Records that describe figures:
----------------------------------------
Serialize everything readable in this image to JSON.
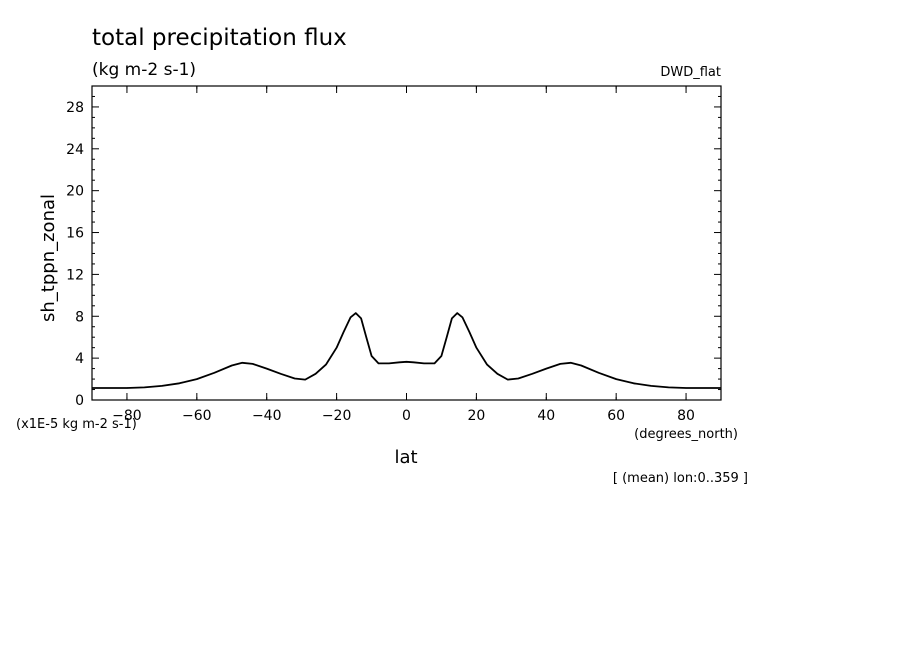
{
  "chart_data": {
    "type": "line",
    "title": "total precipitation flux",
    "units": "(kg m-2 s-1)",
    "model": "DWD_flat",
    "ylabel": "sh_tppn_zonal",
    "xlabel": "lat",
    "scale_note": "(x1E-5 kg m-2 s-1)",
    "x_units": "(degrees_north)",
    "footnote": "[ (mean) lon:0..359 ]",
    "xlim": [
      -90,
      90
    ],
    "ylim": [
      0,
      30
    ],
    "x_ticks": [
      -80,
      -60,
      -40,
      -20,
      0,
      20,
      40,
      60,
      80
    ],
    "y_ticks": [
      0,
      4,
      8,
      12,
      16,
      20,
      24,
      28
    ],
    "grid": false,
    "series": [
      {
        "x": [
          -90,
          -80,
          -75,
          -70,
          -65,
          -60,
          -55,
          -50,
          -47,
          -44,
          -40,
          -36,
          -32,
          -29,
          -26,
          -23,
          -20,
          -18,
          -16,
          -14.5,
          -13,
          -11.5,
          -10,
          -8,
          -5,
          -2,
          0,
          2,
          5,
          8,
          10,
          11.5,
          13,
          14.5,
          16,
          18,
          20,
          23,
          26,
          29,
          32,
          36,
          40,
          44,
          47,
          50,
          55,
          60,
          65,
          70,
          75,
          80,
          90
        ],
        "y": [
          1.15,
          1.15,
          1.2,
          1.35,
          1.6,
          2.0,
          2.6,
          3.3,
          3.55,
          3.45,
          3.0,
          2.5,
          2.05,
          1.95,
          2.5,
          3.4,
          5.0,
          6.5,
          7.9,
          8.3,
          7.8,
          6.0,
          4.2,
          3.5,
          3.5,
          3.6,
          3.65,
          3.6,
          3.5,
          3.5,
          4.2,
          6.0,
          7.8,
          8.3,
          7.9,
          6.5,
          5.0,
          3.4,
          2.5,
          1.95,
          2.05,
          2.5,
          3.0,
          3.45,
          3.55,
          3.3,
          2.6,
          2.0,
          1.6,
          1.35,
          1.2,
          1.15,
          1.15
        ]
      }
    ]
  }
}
----------------------------------------
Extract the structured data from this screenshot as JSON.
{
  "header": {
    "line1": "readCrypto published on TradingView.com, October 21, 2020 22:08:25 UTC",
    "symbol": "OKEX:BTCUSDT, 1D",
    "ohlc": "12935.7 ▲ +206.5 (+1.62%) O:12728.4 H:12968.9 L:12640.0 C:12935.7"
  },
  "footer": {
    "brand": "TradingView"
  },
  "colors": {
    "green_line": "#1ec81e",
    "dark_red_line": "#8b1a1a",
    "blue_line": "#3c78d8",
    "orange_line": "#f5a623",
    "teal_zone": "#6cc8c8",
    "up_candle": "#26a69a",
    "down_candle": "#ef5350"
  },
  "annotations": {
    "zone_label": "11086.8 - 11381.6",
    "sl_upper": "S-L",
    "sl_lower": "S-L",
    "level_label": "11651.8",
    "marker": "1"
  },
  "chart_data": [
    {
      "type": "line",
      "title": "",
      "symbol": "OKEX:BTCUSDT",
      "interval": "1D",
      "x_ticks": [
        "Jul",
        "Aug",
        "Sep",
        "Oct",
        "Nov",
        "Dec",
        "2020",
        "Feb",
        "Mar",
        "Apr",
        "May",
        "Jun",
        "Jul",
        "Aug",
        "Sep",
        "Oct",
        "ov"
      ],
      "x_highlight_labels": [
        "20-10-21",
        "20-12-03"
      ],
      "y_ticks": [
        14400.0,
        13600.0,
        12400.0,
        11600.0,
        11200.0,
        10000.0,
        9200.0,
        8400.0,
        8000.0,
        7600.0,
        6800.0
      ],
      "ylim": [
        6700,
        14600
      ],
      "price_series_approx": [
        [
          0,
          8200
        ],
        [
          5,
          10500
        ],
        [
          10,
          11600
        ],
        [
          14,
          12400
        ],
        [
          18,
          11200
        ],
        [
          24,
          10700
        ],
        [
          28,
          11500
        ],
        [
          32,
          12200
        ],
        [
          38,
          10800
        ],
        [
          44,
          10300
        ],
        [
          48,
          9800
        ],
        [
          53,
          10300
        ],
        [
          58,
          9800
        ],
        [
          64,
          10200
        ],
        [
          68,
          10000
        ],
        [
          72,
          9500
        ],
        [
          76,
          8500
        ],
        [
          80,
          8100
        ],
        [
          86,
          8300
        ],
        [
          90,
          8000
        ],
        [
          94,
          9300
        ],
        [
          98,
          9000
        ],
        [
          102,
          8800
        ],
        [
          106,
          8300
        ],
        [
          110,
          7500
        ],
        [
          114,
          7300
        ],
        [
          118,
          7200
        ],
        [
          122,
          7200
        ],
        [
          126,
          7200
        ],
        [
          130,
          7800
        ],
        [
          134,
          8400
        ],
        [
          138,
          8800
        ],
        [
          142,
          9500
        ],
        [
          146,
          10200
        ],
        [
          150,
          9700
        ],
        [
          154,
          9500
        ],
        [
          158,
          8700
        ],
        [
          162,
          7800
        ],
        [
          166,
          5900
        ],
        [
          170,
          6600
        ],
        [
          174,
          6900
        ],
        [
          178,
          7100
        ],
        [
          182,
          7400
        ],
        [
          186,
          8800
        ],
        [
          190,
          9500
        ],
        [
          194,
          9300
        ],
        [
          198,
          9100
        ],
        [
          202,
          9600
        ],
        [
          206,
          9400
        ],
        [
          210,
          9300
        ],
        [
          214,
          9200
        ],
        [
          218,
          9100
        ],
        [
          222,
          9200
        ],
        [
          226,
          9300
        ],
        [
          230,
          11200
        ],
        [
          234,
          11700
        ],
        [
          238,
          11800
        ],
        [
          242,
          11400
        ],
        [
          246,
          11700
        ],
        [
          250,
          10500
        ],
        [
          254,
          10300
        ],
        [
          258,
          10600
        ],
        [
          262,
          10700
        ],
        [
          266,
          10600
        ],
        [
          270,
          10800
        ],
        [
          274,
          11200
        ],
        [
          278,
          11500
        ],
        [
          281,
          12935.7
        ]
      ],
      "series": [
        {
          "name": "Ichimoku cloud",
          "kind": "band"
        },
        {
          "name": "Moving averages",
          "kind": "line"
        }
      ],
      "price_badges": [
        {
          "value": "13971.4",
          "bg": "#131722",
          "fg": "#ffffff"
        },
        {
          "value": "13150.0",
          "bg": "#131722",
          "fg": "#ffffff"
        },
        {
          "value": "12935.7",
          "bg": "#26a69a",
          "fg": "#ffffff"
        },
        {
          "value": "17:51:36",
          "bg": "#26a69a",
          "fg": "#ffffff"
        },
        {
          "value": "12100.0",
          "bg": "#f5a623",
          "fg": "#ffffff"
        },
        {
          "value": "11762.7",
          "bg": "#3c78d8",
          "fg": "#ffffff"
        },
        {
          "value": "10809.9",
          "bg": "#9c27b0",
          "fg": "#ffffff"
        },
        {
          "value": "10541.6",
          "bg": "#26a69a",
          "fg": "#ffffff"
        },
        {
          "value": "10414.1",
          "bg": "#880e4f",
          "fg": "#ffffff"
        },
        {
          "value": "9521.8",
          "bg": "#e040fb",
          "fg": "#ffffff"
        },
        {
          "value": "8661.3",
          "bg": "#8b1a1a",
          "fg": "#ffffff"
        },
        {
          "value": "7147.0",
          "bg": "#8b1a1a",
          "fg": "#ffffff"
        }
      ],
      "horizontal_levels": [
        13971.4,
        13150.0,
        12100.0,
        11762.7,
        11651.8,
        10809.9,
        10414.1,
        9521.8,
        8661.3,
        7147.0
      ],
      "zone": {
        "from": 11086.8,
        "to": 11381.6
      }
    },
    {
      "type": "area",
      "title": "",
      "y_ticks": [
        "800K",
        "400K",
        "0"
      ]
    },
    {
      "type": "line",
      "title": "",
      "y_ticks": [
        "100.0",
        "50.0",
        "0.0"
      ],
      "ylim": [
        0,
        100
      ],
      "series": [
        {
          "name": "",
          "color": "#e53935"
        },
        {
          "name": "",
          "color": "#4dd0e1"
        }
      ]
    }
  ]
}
----------------------------------------
- [Work to complete] Looking at the material above, count the lines containing the string "type" and reply with the count alone.

- [The reply] 4